- _Data shown_:
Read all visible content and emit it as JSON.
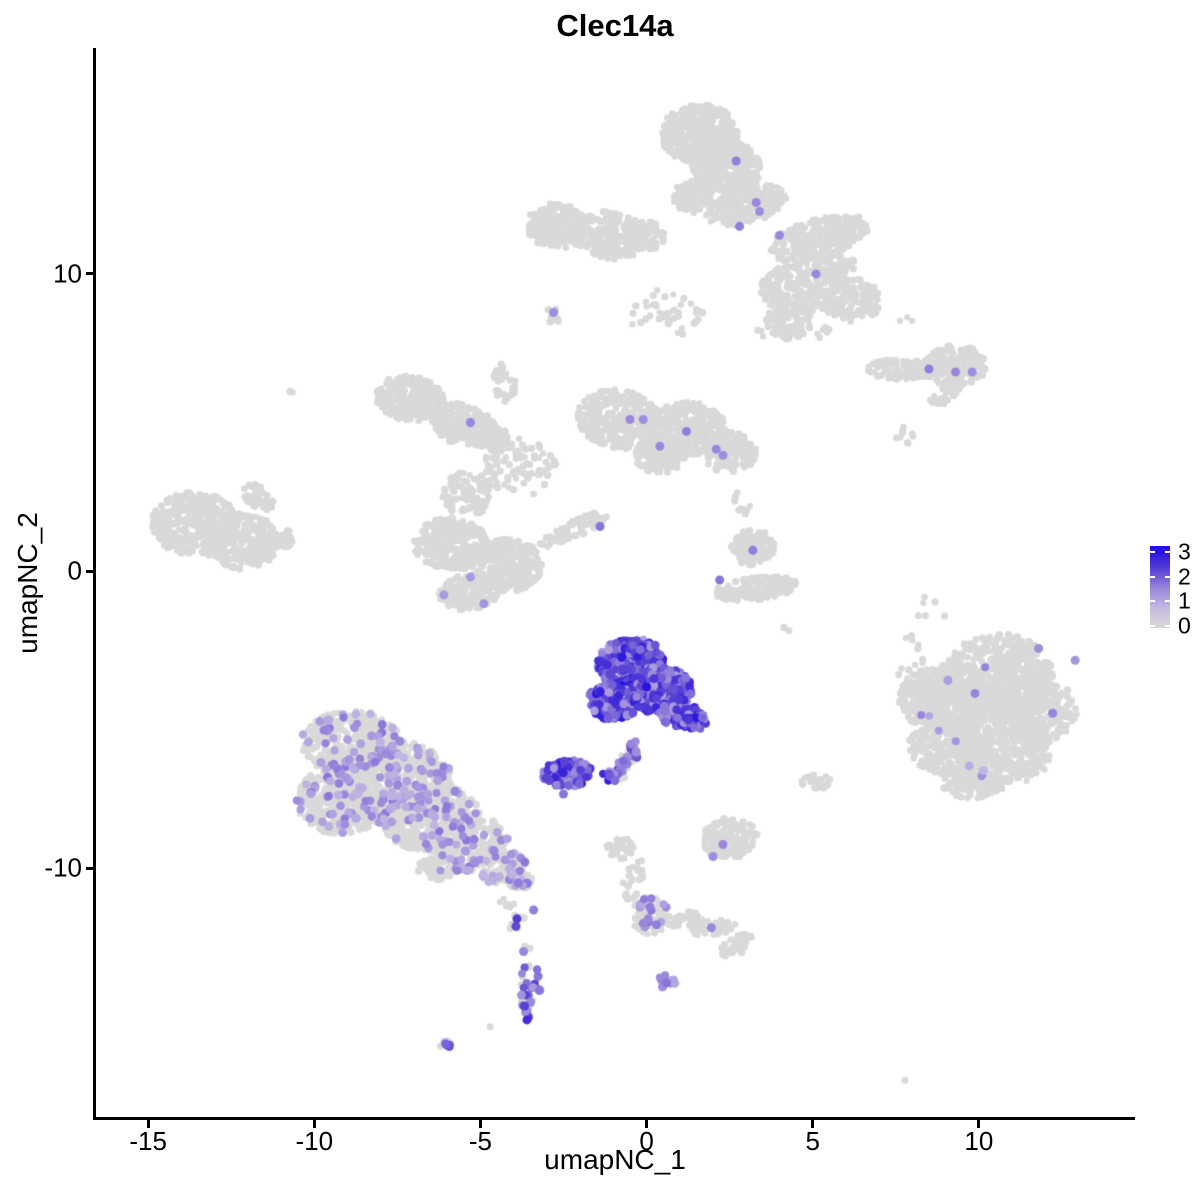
{
  "title": "Clec14a",
  "axes": {
    "x_label": "umapNC_1",
    "y_label": "umapNC_2"
  },
  "colors": {
    "background": "#ffffff",
    "axis": "#000000",
    "gray_point": "#d9d9d9",
    "expression_scale": [
      "#d8d5d5",
      "#c3b9e2",
      "#9a87dc",
      "#5b44d4",
      "#2713dd"
    ]
  },
  "chart_data": {
    "type": "scatter",
    "title": "Clec14a",
    "xlabel": "umapNC_1",
    "ylabel": "umapNC_2",
    "x_ticks": [
      -15,
      -10,
      -5,
      0,
      5,
      10
    ],
    "y_ticks": [
      10,
      0,
      -10
    ],
    "x_domain": [
      -16.6,
      14.7
    ],
    "y_domain": [
      -18.4,
      17.6
    ],
    "grid": false,
    "legend": {
      "position": "right",
      "ticks": [
        3,
        2,
        1,
        0
      ],
      "range": [
        0,
        3
      ]
    },
    "gray": "#d9d9d9",
    "point_color_scale": [
      "#d8d5d5",
      "#c3b9e2",
      "#9a87dc",
      "#5b44d4",
      "#2713dd"
    ],
    "seed": 42,
    "clusters": [
      [
        1.6,
        14.7,
        1.15,
        1.0,
        0,
        420,
        "g"
      ],
      [
        2.4,
        13.6,
        1.05,
        0.9,
        -20,
        330,
        "g"
      ],
      [
        1.4,
        12.6,
        0.6,
        0.55,
        0,
        90,
        "g"
      ],
      [
        3.0,
        12.3,
        1.25,
        0.6,
        18,
        200,
        "g"
      ],
      [
        5.2,
        11.2,
        1.55,
        0.65,
        18,
        260,
        "g"
      ],
      [
        5.7,
        10.3,
        0.7,
        0.5,
        0,
        80,
        "g"
      ],
      [
        4.6,
        9.5,
        1.2,
        0.85,
        0,
        210,
        "g"
      ],
      [
        6.2,
        9.1,
        0.85,
        0.75,
        0,
        130,
        "g"
      ],
      [
        4.3,
        8.4,
        0.7,
        0.6,
        0,
        90,
        "g"
      ],
      [
        -2.7,
        11.6,
        0.95,
        0.75,
        -12,
        180,
        "g"
      ],
      [
        -1.1,
        11.3,
        1.15,
        0.8,
        -8,
        220,
        "g"
      ],
      [
        0.0,
        11.3,
        0.55,
        0.5,
        0,
        60,
        "g"
      ],
      [
        0.6,
        8.6,
        1.1,
        0.9,
        0,
        40,
        "g"
      ],
      [
        -2.8,
        8.6,
        0.3,
        0.25,
        0,
        12,
        "g"
      ],
      [
        5.3,
        8.0,
        0.3,
        0.25,
        0,
        6,
        "g"
      ],
      [
        3.4,
        8.0,
        0.2,
        0.2,
        0,
        3,
        "g"
      ],
      [
        7.8,
        8.4,
        0.2,
        0.15,
        0,
        3,
        "g"
      ],
      [
        7.7,
        6.8,
        1.05,
        0.35,
        0,
        110,
        "g"
      ],
      [
        9.3,
        6.9,
        0.95,
        0.7,
        0,
        160,
        "g"
      ],
      [
        9.0,
        6.0,
        0.55,
        0.3,
        40,
        30,
        "g"
      ],
      [
        7.8,
        4.6,
        0.35,
        0.3,
        0,
        8,
        "g"
      ],
      [
        -7.1,
        5.8,
        1.05,
        0.75,
        -12,
        260,
        "g"
      ],
      [
        -5.5,
        4.9,
        1.0,
        0.7,
        -22,
        240,
        "g"
      ],
      [
        -4.5,
        4.4,
        0.5,
        0.4,
        -25,
        70,
        "g"
      ],
      [
        -4.3,
        6.3,
        0.35,
        0.7,
        0,
        40,
        "g"
      ],
      [
        -3.8,
        3.5,
        1.1,
        1.0,
        0,
        80,
        "g"
      ],
      [
        -0.8,
        5.1,
        1.3,
        1.0,
        -10,
        330,
        "g"
      ],
      [
        1.3,
        4.8,
        1.1,
        0.9,
        -10,
        260,
        "g"
      ],
      [
        2.5,
        4.0,
        0.8,
        0.7,
        0,
        140,
        "g"
      ],
      [
        0.4,
        3.9,
        0.8,
        0.6,
        0,
        120,
        "g"
      ],
      [
        -5.9,
        0.9,
        1.1,
        0.9,
        0,
        270,
        "g"
      ],
      [
        -4.2,
        0.2,
        1.05,
        0.9,
        0,
        260,
        "g"
      ],
      [
        -5.3,
        -0.7,
        0.95,
        0.6,
        10,
        160,
        "g"
      ],
      [
        -5.4,
        2.6,
        0.75,
        0.75,
        0,
        90,
        "g"
      ],
      [
        -2.2,
        1.4,
        1.15,
        0.28,
        28,
        70,
        "g"
      ],
      [
        -10.6,
        6.1,
        0.15,
        0.12,
        0,
        2,
        "g"
      ],
      [
        -13.6,
        1.6,
        1.3,
        1.05,
        0,
        340,
        "g"
      ],
      [
        -12.2,
        1.0,
        1.15,
        0.95,
        0,
        280,
        "g"
      ],
      [
        -11.7,
        2.5,
        0.55,
        0.35,
        -38,
        50,
        "g"
      ],
      [
        -11.0,
        1.1,
        0.5,
        0.3,
        0,
        45,
        "g"
      ],
      [
        3.2,
        0.8,
        0.65,
        0.6,
        0,
        120,
        "g"
      ],
      [
        3.3,
        -0.6,
        1.25,
        0.4,
        8,
        160,
        "g"
      ],
      [
        2.9,
        2.3,
        0.35,
        0.4,
        0,
        8,
        "g"
      ],
      [
        4.2,
        -2.0,
        0.15,
        0.12,
        0,
        2,
        "g"
      ],
      [
        -0.5,
        -3.1,
        1.0,
        0.78,
        0,
        300,
        "b"
      ],
      [
        0.4,
        -4.0,
        0.95,
        0.8,
        0,
        280,
        "b"
      ],
      [
        -1.0,
        -4.4,
        0.78,
        0.6,
        0,
        160,
        "b"
      ],
      [
        1.0,
        -4.8,
        0.55,
        0.5,
        0,
        90,
        "b"
      ],
      [
        -0.2,
        -2.6,
        0.5,
        0.32,
        0,
        60,
        "b"
      ],
      [
        1.5,
        -5.0,
        0.3,
        0.35,
        0,
        25,
        "b"
      ],
      [
        -0.6,
        -6.4,
        0.25,
        0.85,
        -28,
        45,
        "x"
      ],
      [
        -2.4,
        -6.8,
        0.75,
        0.45,
        0,
        130,
        "b"
      ],
      [
        -1.05,
        -6.9,
        0.3,
        0.2,
        0,
        8,
        "b"
      ],
      [
        2.5,
        -9.0,
        0.85,
        0.72,
        0,
        150,
        "g"
      ],
      [
        -8.9,
        -5.8,
        1.5,
        1.1,
        0,
        380,
        "m"
      ],
      [
        -7.7,
        -7.1,
        1.85,
        1.4,
        0,
        650,
        "m"
      ],
      [
        -9.2,
        -7.7,
        1.35,
        1.15,
        0,
        330,
        "m"
      ],
      [
        -6.5,
        -8.3,
        1.5,
        1.15,
        0,
        420,
        "m"
      ],
      [
        -5.3,
        -9.2,
        1.15,
        0.85,
        20,
        220,
        "m"
      ],
      [
        -4.3,
        -10.0,
        0.7,
        0.45,
        25,
        110,
        "m"
      ],
      [
        -3.8,
        -10.4,
        0.38,
        0.33,
        0,
        45,
        "m"
      ],
      [
        -6.2,
        -10.0,
        0.7,
        0.4,
        0,
        60,
        "m"
      ],
      [
        -4.2,
        -11.2,
        0.25,
        0.2,
        0,
        6,
        "g"
      ],
      [
        -3.9,
        -11.8,
        0.3,
        0.3,
        0,
        6,
        "g"
      ],
      [
        -3.6,
        -12.6,
        0.15,
        0.12,
        0,
        2,
        "g"
      ],
      [
        -3.5,
        -14.1,
        0.32,
        0.95,
        0,
        40,
        "x"
      ],
      [
        -4.8,
        -15.3,
        0.12,
        0.1,
        0,
        1,
        "g"
      ],
      [
        -6.0,
        -15.9,
        0.3,
        0.18,
        0,
        8,
        "x"
      ],
      [
        -0.8,
        -9.3,
        0.42,
        0.38,
        0,
        40,
        "g"
      ],
      [
        -0.4,
        -10.4,
        0.28,
        0.75,
        -15,
        24,
        "g"
      ],
      [
        0.1,
        -11.6,
        0.55,
        0.65,
        0,
        70,
        "m"
      ],
      [
        1.1,
        -11.7,
        0.6,
        0.26,
        5,
        40,
        "g"
      ],
      [
        2.0,
        -12.0,
        0.7,
        0.25,
        10,
        40,
        "g"
      ],
      [
        2.7,
        -12.6,
        0.55,
        0.3,
        35,
        35,
        "g"
      ],
      [
        0.6,
        -13.8,
        0.3,
        0.22,
        0,
        10,
        "p"
      ],
      [
        7.75,
        -17.2,
        0.12,
        0.1,
        0,
        1,
        "g"
      ],
      [
        10.6,
        -3.6,
        1.65,
        1.5,
        0,
        520,
        "m",
        0.008
      ],
      [
        9.3,
        -4.3,
        1.3,
        1.2,
        0,
        330,
        "m",
        0.008
      ],
      [
        11.6,
        -4.7,
        1.35,
        1.15,
        0,
        330,
        "m",
        0.008
      ],
      [
        9.1,
        -5.9,
        1.2,
        1.0,
        0,
        260,
        "m",
        0.008
      ],
      [
        10.7,
        -6.2,
        1.45,
        1.0,
        0,
        300,
        "m",
        0.008
      ],
      [
        8.3,
        -4.3,
        0.7,
        0.9,
        0,
        120,
        "m",
        0.008
      ],
      [
        9.8,
        -7.1,
        1.0,
        0.55,
        0,
        120,
        "m",
        0.008
      ],
      [
        8.0,
        -3.0,
        0.55,
        0.85,
        0,
        14,
        "g"
      ],
      [
        8.6,
        -1.3,
        0.5,
        0.5,
        0,
        6,
        "g"
      ],
      [
        5.1,
        -7.1,
        0.45,
        0.25,
        0,
        25,
        "g"
      ]
    ],
    "highlights": [
      [
        2.7,
        13.8,
        1.6
      ],
      [
        3.3,
        12.4,
        1.5
      ],
      [
        3.4,
        12.1,
        1.4
      ],
      [
        2.8,
        11.6,
        1.6
      ],
      [
        4.0,
        11.3,
        1.5
      ],
      [
        5.1,
        10.0,
        1.5
      ],
      [
        -2.8,
        8.7,
        1.4
      ],
      [
        -5.3,
        5.0,
        1.5
      ],
      [
        -0.5,
        5.1,
        1.5
      ],
      [
        -0.1,
        5.1,
        1.4
      ],
      [
        1.2,
        4.7,
        1.6
      ],
      [
        0.4,
        4.2,
        1.5
      ],
      [
        2.1,
        4.1,
        1.5
      ],
      [
        2.3,
        3.9,
        1.4
      ],
      [
        -5.3,
        -0.2,
        1.2
      ],
      [
        -6.1,
        -0.8,
        1.2
      ],
      [
        -4.9,
        -1.1,
        1.3
      ],
      [
        -1.4,
        1.5,
        1.7
      ],
      [
        8.5,
        6.8,
        1.6
      ],
      [
        9.3,
        6.7,
        1.5
      ],
      [
        9.8,
        6.7,
        1.4
      ],
      [
        3.2,
        0.7,
        1.6
      ],
      [
        2.2,
        -0.3,
        1.7
      ],
      [
        2.3,
        -9.2,
        1.5
      ],
      [
        2.0,
        -9.6,
        1.4
      ],
      [
        -1.1,
        -6.9,
        2.0
      ],
      [
        -0.95,
        -7.05,
        1.8
      ],
      [
        -2.5,
        -7.5,
        1.7
      ],
      [
        0.0,
        -3.9,
        3.0
      ],
      [
        -0.75,
        -2.9,
        2.9
      ],
      [
        -3.9,
        -11.7,
        2.4
      ],
      [
        -3.93,
        -11.95,
        2.2
      ],
      [
        -3.4,
        -11.4,
        1.6
      ],
      [
        -3.7,
        -12.8,
        1.5
      ],
      [
        -3.6,
        -15.1,
        2.6
      ],
      [
        -6.05,
        -15.9,
        1.9
      ],
      [
        0.1,
        -11.3,
        1.6
      ],
      [
        0.05,
        -11.7,
        1.5
      ],
      [
        -0.1,
        -11.85,
        1.5
      ],
      [
        0.3,
        -11.9,
        1.6
      ],
      [
        1.95,
        -12.0,
        1.5
      ],
      [
        0.6,
        -13.85,
        1.7
      ],
      [
        12.9,
        -3.0,
        1.3
      ],
      [
        11.8,
        -2.6,
        1.4
      ]
    ]
  }
}
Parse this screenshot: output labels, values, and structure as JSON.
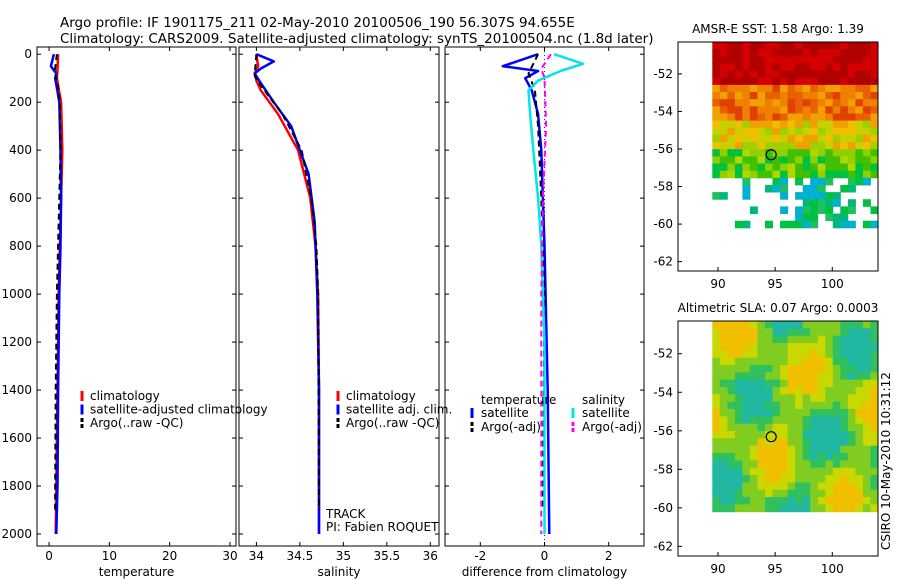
{
  "header": {
    "line1": "Argo profile: IF 1901175_211 02-May-2010 20100506_190 56.307S 94.655E",
    "line2": "Climatology: CARS2009. Satellite-adjusted climatology: synTS_20100504.nc (1.8d later)"
  },
  "side_label": "CSIRO 10-May-2010 10:31:12",
  "annotations": {
    "track": "TRACK",
    "pi": "PI: Fabien ROQUET"
  },
  "chart_data": [
    {
      "id": "temperature",
      "type": "line",
      "xlabel": "temperature",
      "xlim": [
        -2,
        31
      ],
      "ylim": [
        2050,
        -30
      ],
      "xticks": [
        0,
        10,
        20,
        30
      ],
      "yticks": [
        0,
        200,
        400,
        600,
        800,
        1000,
        1200,
        1400,
        1600,
        1800,
        2000
      ],
      "legend": {
        "placement": "lower-right",
        "entries": [
          "climatology",
          "satellite-adjusted climatology",
          "Argo(..raw -QC)"
        ]
      },
      "series": [
        {
          "name": "climatology",
          "color": "#ff0000",
          "dash": "",
          "width": 2.5,
          "x": [
            1.5,
            1.4,
            1.3,
            1.5,
            2.0,
            2.2,
            2.0,
            1.8,
            1.6,
            1.4,
            1.2,
            1.1
          ],
          "y": [
            0,
            60,
            100,
            130,
            200,
            400,
            600,
            800,
            1000,
            1400,
            1800,
            2000
          ]
        },
        {
          "name": "satellite-adjusted climatology",
          "color": "#0000ff",
          "dash": "",
          "width": 2.5,
          "x": [
            0.8,
            0.3,
            1.2,
            1.0,
            1.3,
            1.7,
            1.9,
            2.0,
            1.9,
            1.7,
            1.5,
            1.4,
            1.2
          ],
          "y": [
            0,
            50,
            80,
            100,
            140,
            200,
            400,
            600,
            800,
            1000,
            1400,
            1800,
            2000
          ]
        },
        {
          "name": "Argo(..raw -QC)",
          "color": "#000000",
          "dash": "6,4",
          "width": 2,
          "x": [
            1.3,
            1.0,
            1.2,
            1.5,
            1.8,
            1.9,
            1.7,
            1.5,
            1.3,
            1.1,
            1.0
          ],
          "y": [
            0,
            60,
            100,
            140,
            200,
            400,
            600,
            800,
            1000,
            1400,
            1900
          ]
        }
      ]
    },
    {
      "id": "salinity",
      "type": "line",
      "xlabel": "salinity",
      "xlim": [
        33.8,
        36.1
      ],
      "ylim": [
        2050,
        -30
      ],
      "xticks": [
        34,
        34.5,
        35,
        35.5,
        36
      ],
      "yticks": [
        0,
        200,
        400,
        600,
        800,
        1000,
        1200,
        1400,
        1600,
        1800,
        2000
      ],
      "legend": {
        "placement": "lower-right",
        "entries": [
          "climatology",
          "satellite adj. clim.",
          "Argo(..raw -QC)"
        ]
      },
      "series": [
        {
          "name": "climatology",
          "color": "#ff0000",
          "dash": "",
          "width": 2.5,
          "x": [
            34.0,
            34.02,
            33.98,
            34.0,
            34.05,
            34.25,
            34.48,
            34.62,
            34.68,
            34.71,
            34.72,
            34.72
          ],
          "y": [
            0,
            50,
            80,
            110,
            150,
            250,
            400,
            600,
            800,
            1000,
            1400,
            2000
          ]
        },
        {
          "name": "satellite adj. clim.",
          "color": "#0000ff",
          "dash": "",
          "width": 2.5,
          "x": [
            34.0,
            34.2,
            34.05,
            33.98,
            34.05,
            34.2,
            34.4,
            34.6,
            34.67,
            34.7,
            34.72,
            34.72
          ],
          "y": [
            0,
            30,
            60,
            80,
            120,
            200,
            300,
            500,
            700,
            1000,
            1400,
            2000
          ]
        },
        {
          "name": "Argo(..raw -QC)",
          "color": "#000000",
          "dash": "6,4",
          "width": 2,
          "x": [
            34.0,
            33.98,
            34.05,
            34.3,
            34.52,
            34.63,
            34.69,
            34.71,
            34.72
          ],
          "y": [
            0,
            90,
            130,
            250,
            400,
            600,
            800,
            1000,
            1900
          ]
        }
      ]
    },
    {
      "id": "difference",
      "type": "line",
      "xlabel": "difference from climatology",
      "xlim": [
        -3.1,
        3.1
      ],
      "ylim": [
        2050,
        -30
      ],
      "xticks": [
        -2,
        0,
        2
      ],
      "yticks": [
        0,
        200,
        400,
        600,
        800,
        1000,
        1200,
        1400,
        1600,
        1800,
        2000
      ],
      "legend": {
        "placement": "lower-right",
        "group_labels": [
          "temperature",
          "salinity"
        ],
        "entries": [
          "satellite",
          "Argo(-adj)",
          "satellite",
          "Argo(-adj)"
        ]
      },
      "series": [
        {
          "name": "temperature satellite",
          "color": "#0000ff",
          "dash": "",
          "width": 2.5,
          "x": [
            -0.2,
            -1.3,
            -0.2,
            -0.6,
            -0.4,
            -0.2,
            -0.1,
            0.0,
            0.1,
            0.15
          ],
          "y": [
            0,
            50,
            70,
            100,
            150,
            250,
            400,
            800,
            1400,
            2000
          ]
        },
        {
          "name": "temperature Argo(-adj)",
          "color": "#000000",
          "dash": "6,4",
          "width": 2,
          "x": [
            -0.2,
            -0.5,
            -0.3,
            -0.2,
            -0.1,
            0.0,
            -0.05
          ],
          "y": [
            0,
            80,
            150,
            300,
            600,
            1000,
            1900
          ]
        },
        {
          "name": "salinity satellite",
          "color": "#00e5e5",
          "dash": "",
          "width": 2.5,
          "x": [
            0.3,
            1.2,
            0.5,
            -0.2,
            -0.5,
            -0.45,
            -0.35,
            -0.2,
            -0.1,
            0.0,
            0.0
          ],
          "y": [
            0,
            40,
            70,
            110,
            150,
            250,
            400,
            600,
            800,
            1200,
            2000
          ]
        },
        {
          "name": "salinity Argo(-adj)",
          "color": "#ff00ff",
          "dash": "6,4",
          "width": 2,
          "x": [
            0.2,
            -0.1,
            0.0,
            0.05,
            -0.05,
            -0.1,
            -0.1
          ],
          "y": [
            0,
            60,
            100,
            300,
            600,
            1000,
            2000
          ]
        }
      ]
    },
    {
      "id": "sst_map",
      "type": "heatmap",
      "title": "AMSR-E SST: 1.58 Argo: 1.39",
      "xticks": [
        90,
        95,
        100
      ],
      "yticks": [
        -52,
        -54,
        -56,
        -58,
        -60,
        -62
      ],
      "xlim": [
        86.5,
        104
      ],
      "ylim": [
        -62.5,
        -50.3
      ],
      "data_extent": {
        "x": [
          89.5,
          104
        ],
        "y": [
          -60.2,
          -50.3
        ]
      },
      "profile_marker": {
        "lon": 94.655,
        "lat": -56.307
      }
    },
    {
      "id": "sla_map",
      "type": "heatmap",
      "title": "Altimetric SLA: 0.07 Argo: 0.0003",
      "xticks": [
        90,
        95,
        100
      ],
      "yticks": [
        -52,
        -54,
        -56,
        -58,
        -60,
        -62
      ],
      "xlim": [
        86.5,
        104
      ],
      "ylim": [
        -62.5,
        -50.3
      ],
      "data_extent": {
        "x": [
          89.5,
          104
        ],
        "y": [
          -60.2,
          -50.3
        ]
      },
      "profile_marker": {
        "lon": 94.655,
        "lat": -56.307
      }
    }
  ]
}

- _Goal_: Pull out all lines from the entries above in which the word "xlabel" appears.

- _Solution_:
    "xlabel": "umapNC_1",
      "xlabel": "temperature",
      "xlabel": "salinity",
      "xlabel": "difference from climatology",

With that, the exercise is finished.